[Records shown start]

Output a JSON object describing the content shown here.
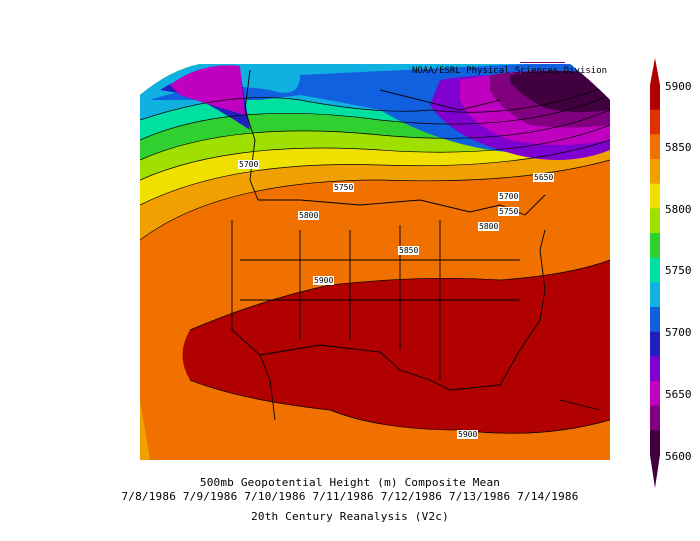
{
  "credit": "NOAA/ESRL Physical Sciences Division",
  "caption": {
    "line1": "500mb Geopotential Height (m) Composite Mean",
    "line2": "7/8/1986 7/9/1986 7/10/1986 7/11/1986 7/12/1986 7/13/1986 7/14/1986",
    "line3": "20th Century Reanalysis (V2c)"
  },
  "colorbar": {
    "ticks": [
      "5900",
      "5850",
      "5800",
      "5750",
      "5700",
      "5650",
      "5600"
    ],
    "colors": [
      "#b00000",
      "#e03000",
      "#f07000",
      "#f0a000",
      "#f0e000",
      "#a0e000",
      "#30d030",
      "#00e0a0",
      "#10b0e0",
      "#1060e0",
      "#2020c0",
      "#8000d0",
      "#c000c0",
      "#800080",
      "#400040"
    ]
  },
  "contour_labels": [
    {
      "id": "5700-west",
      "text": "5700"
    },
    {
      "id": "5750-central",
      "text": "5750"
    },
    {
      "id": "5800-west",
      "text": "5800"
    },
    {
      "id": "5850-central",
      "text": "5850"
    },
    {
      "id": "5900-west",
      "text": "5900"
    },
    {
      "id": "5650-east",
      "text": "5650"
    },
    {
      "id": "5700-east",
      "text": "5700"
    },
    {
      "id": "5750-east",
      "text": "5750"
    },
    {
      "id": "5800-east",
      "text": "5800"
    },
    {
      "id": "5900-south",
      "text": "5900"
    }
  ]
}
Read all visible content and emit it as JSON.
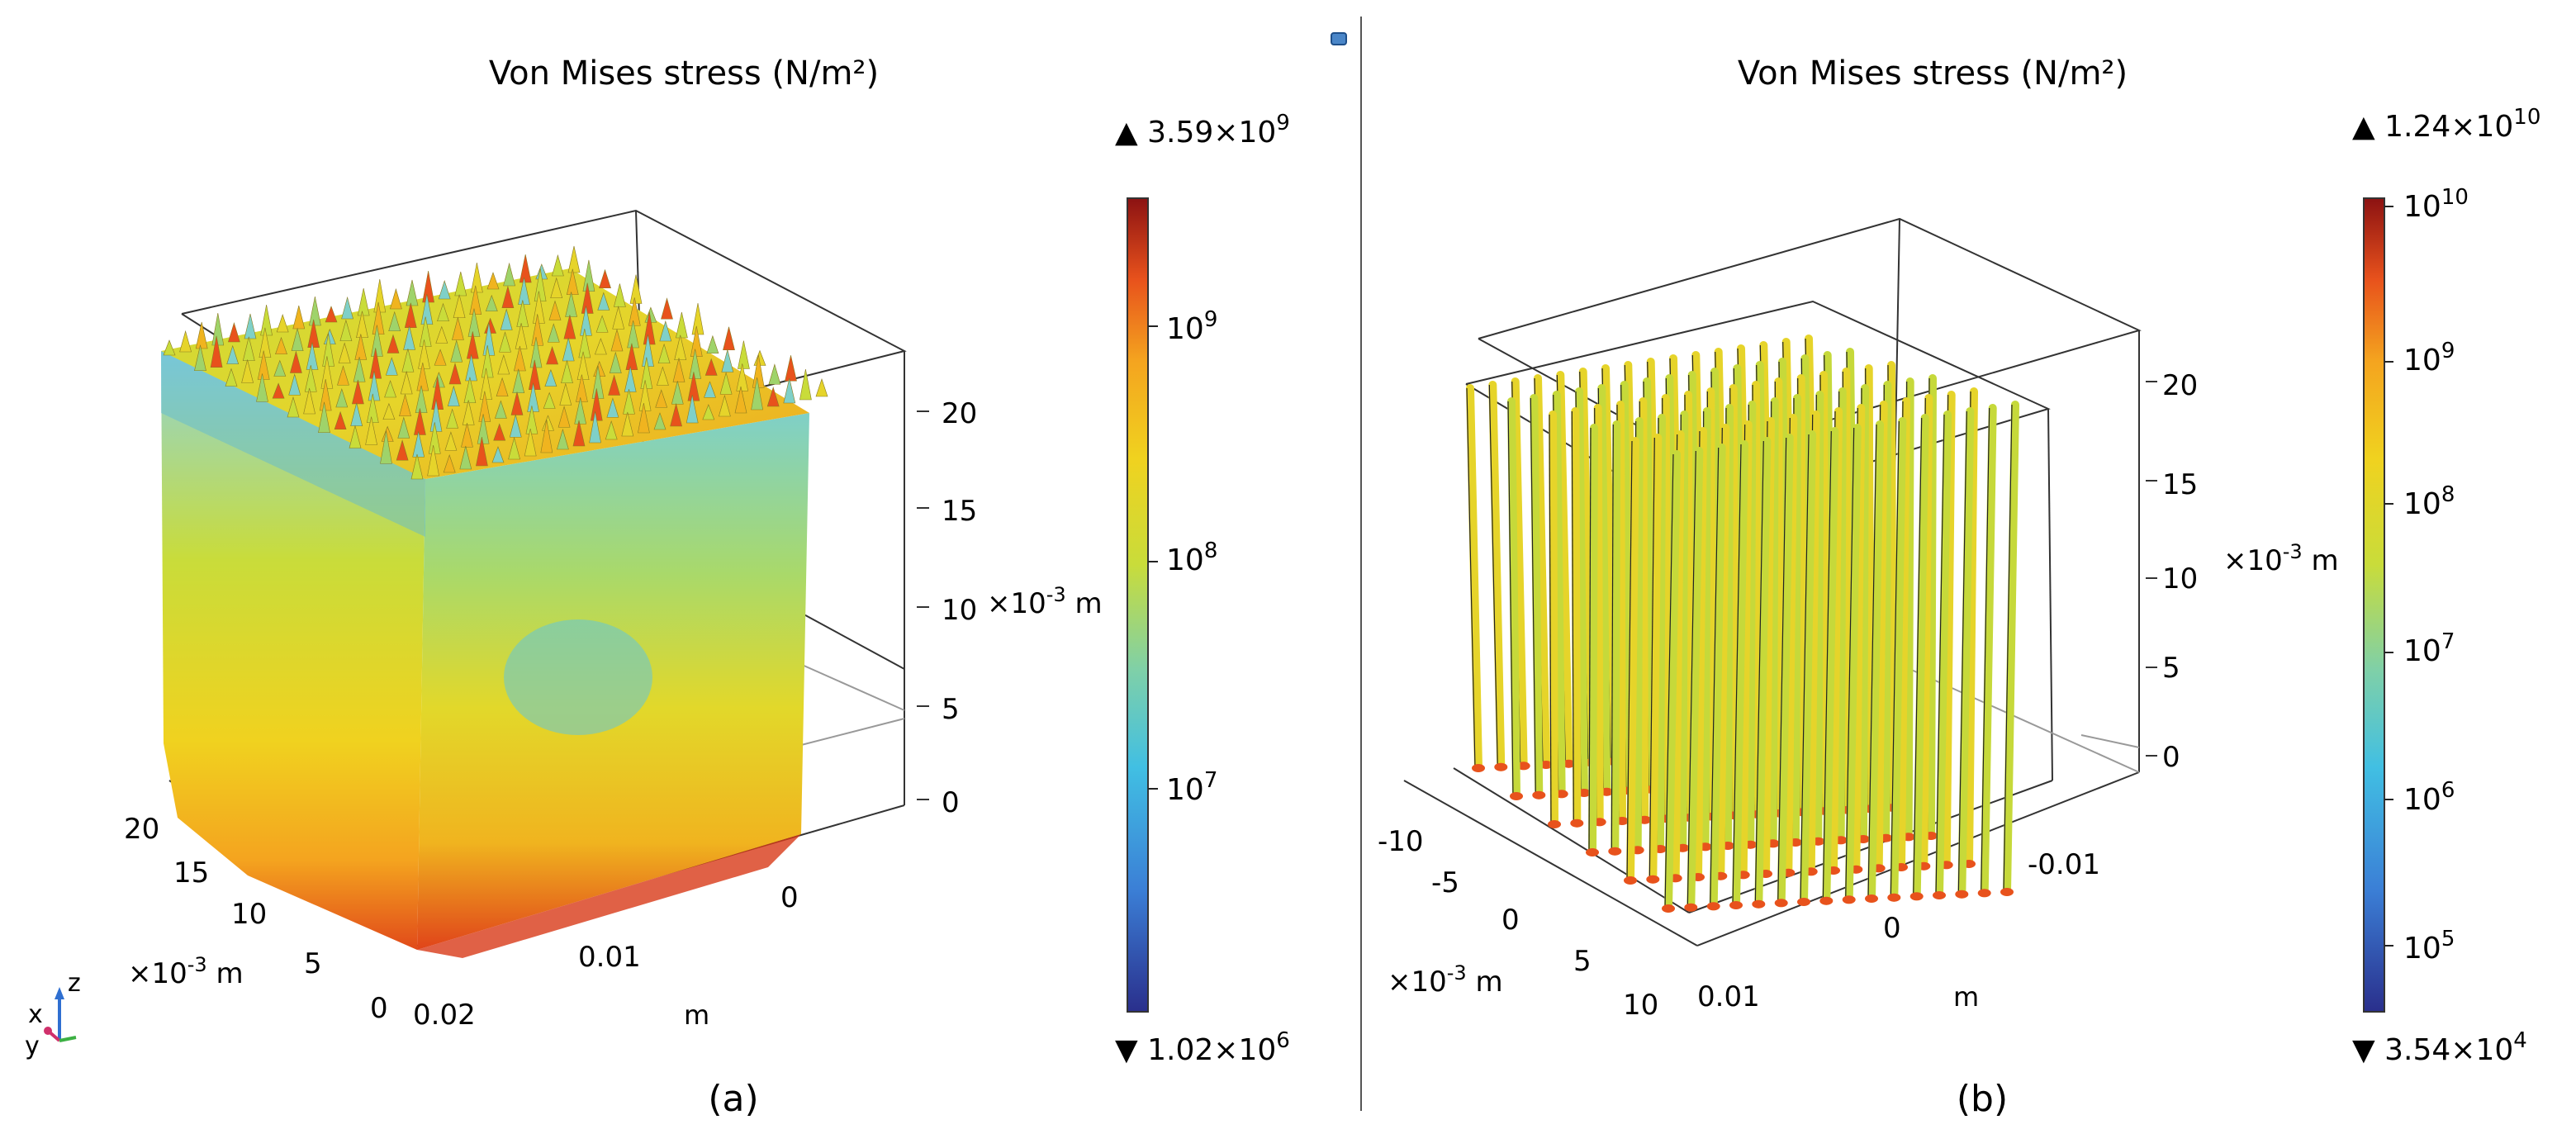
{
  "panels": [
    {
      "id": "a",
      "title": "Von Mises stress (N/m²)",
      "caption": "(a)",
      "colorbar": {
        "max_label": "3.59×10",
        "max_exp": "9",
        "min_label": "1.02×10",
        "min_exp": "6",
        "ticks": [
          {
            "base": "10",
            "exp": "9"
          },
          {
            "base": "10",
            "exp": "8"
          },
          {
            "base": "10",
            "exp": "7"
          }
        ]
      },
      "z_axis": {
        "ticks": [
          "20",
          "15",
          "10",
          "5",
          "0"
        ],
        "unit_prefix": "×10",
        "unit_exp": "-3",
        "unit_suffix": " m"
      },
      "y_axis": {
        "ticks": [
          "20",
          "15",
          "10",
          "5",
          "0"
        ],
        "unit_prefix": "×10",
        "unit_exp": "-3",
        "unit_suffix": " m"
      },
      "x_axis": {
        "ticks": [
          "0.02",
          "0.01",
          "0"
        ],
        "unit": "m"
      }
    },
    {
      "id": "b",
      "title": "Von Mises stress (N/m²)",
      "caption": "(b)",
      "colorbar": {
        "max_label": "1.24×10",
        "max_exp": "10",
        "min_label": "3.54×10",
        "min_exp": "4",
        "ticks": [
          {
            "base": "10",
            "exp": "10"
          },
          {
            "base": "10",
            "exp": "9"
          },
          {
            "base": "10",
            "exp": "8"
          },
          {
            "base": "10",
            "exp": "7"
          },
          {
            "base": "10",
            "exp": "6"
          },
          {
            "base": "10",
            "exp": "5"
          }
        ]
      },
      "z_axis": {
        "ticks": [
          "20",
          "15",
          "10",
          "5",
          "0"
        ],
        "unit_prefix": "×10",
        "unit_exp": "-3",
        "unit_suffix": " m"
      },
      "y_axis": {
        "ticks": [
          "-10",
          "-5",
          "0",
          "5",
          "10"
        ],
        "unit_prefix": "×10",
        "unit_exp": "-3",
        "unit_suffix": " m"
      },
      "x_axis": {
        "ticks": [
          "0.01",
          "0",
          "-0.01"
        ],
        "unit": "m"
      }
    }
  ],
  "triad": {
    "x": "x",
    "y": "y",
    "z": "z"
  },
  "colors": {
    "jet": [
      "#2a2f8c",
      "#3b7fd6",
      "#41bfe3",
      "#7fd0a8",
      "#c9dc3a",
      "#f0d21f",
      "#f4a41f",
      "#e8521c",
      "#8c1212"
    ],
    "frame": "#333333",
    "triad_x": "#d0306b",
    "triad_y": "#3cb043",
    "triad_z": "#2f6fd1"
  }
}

[Records shown end]

Task description. Check each line above for the string "JSON" and report how many lines have it, giving only the number.

Answer below. 2